(Exercise directions): Reproduce the passage of the oat milk tagline post between "On that note, here" and "of choice (duh)", inclusive, substituting "barrage" for "firestorm".

(Excerpt to read):
----

We Ideated 26 Taglines About Oat Milk in Under an Hour

Allie LeFevere
Obedient Agency
Published in
3 min readMay 7, 2020

Don Draper looks off into the distance with a twinkle in his eye before slowly sweeping his hand in a dramatic panning gesture for his captivated, boardroom audience,

“Minor Figures: Oats don’t have nipples, but that’s never stopped us.”

Spoiler alert: that ad presentation got him a big fat standing O by the client.

IT’S OUR TURN NOW, DONNY D.

Yep, we’re doing our penultimate One-Liner Challenge about a product near and dear to our hearts and mugs: Minor Figures Oat Milk — a nutritious, vegan alternative to dairy milk made with (duh) oats. It has been impressing baristas everywhere with its high-heat performance. Don’t roll your eyes, coffee is VERY SERIOUS and oat milk is delicious and makes almond and soy milk seem like sewage.

Copyright: Obedient Agency

On that note, here are the challenge rules again:

  • 1 brand or product
  • A firestorm of one-liner campaign concepts
  • Humor + fun = weapons of choice (duh)
  • All concocted in under one hour
  • Based solely on the brief benefits they list on their home page or packaging. (Hell, we only have an hour, ok?? THERE’S NO TIME FOR A LARGER STRATEGY THAN THAT.)

----

Spatial annotation items:
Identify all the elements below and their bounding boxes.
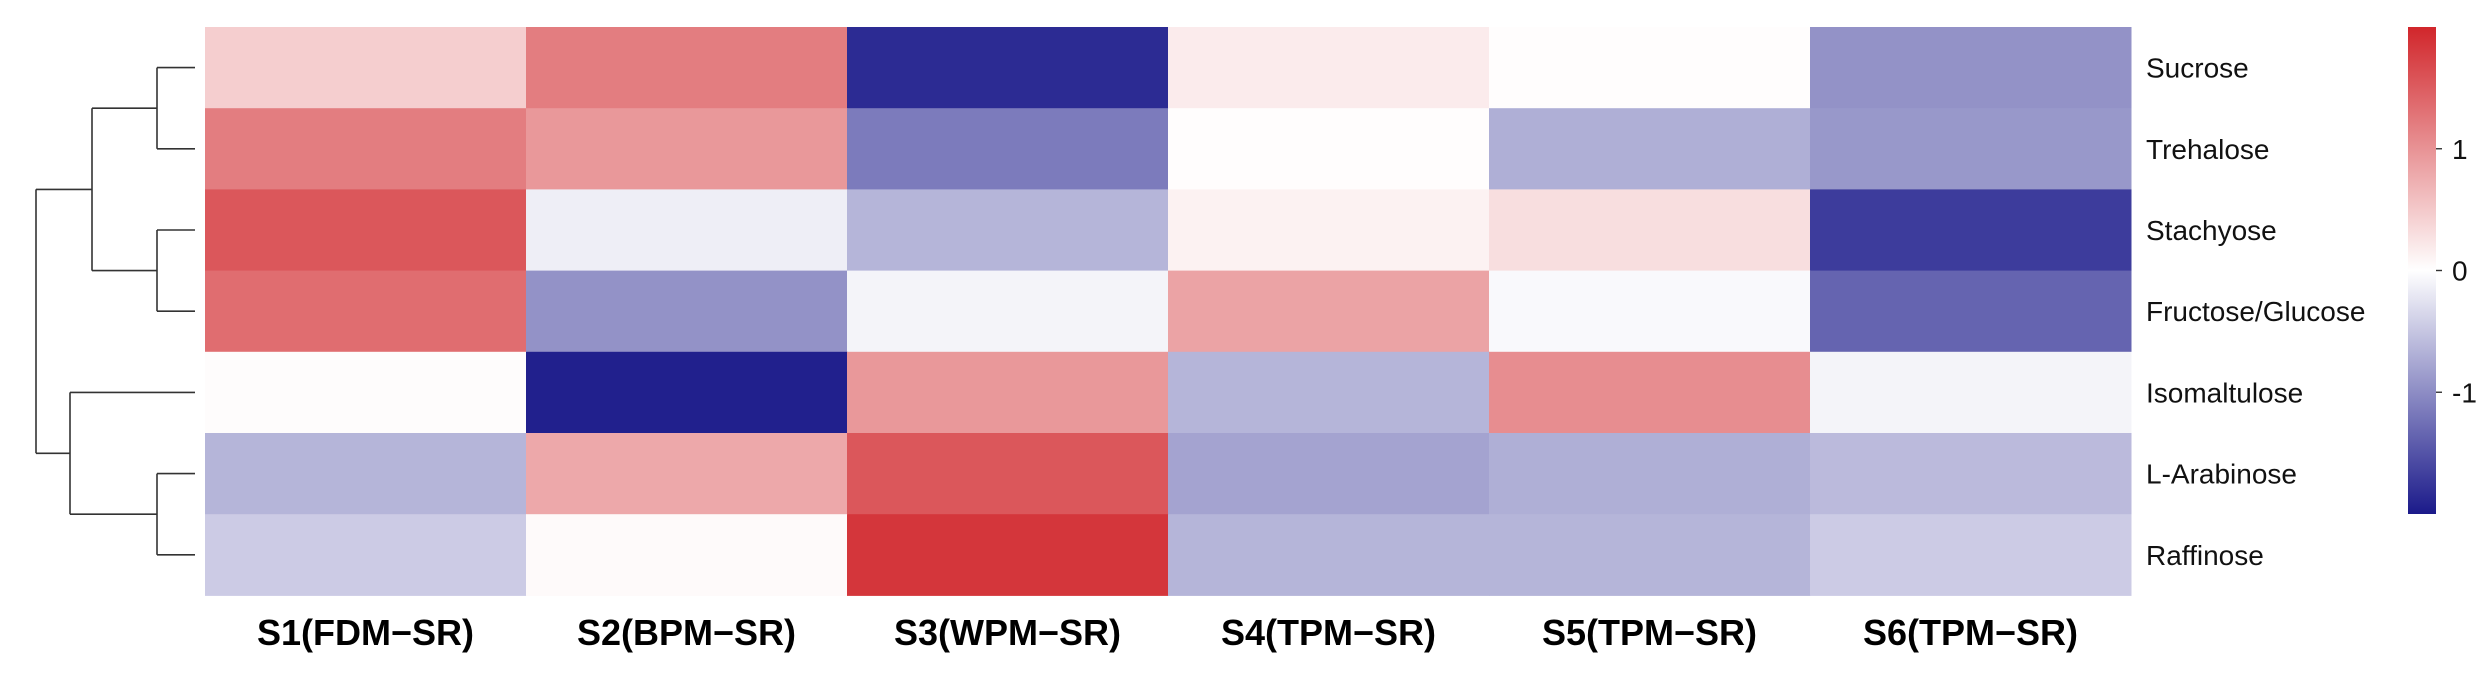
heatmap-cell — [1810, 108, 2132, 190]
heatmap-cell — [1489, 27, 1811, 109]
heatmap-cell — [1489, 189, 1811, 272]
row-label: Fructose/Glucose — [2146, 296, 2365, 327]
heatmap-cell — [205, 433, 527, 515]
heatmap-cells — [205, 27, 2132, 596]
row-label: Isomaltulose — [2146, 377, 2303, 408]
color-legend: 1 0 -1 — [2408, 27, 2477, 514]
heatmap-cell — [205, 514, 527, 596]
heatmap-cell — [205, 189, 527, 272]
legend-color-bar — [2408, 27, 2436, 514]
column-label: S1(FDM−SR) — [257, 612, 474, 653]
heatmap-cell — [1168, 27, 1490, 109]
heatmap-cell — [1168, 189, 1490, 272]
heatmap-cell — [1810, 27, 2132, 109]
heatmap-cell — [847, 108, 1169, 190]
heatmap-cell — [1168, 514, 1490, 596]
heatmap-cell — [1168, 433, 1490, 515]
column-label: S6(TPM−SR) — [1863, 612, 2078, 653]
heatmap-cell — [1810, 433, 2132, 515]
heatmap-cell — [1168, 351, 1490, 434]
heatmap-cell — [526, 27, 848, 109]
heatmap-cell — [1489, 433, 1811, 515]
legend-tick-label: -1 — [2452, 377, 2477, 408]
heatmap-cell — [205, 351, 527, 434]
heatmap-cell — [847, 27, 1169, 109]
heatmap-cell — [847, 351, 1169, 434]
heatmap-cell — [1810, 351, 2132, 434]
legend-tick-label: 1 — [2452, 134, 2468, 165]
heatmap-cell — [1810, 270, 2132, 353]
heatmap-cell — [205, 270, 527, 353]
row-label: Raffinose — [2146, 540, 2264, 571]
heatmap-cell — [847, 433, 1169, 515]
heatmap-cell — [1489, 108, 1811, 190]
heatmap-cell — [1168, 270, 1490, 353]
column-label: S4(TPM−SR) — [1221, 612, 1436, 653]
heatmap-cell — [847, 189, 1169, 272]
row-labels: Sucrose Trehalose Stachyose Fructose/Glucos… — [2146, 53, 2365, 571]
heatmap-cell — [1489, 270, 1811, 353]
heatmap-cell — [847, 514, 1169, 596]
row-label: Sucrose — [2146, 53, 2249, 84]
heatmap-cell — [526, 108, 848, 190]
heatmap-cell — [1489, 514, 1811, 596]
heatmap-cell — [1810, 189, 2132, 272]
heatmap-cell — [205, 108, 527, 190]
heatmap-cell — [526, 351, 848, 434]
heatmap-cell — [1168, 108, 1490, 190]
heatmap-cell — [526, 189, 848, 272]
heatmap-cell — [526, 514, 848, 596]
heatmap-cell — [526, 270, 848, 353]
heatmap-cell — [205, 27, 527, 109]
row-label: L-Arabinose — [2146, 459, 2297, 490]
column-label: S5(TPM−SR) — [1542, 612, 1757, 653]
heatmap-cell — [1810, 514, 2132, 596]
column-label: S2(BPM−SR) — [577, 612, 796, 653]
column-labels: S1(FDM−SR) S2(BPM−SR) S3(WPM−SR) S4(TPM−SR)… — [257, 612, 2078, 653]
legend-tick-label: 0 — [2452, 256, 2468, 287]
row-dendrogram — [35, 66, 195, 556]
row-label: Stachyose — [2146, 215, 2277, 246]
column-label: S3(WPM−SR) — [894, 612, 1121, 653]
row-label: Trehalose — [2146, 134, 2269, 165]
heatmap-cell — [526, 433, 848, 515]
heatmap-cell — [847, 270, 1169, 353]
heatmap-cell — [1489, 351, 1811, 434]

----

(Task answer):
On that note, here are the challenge rules again:

  • 1 brand or product
  • A barrage of one-liner campaign concepts
  • Humor + fun = weapons of choice (duh)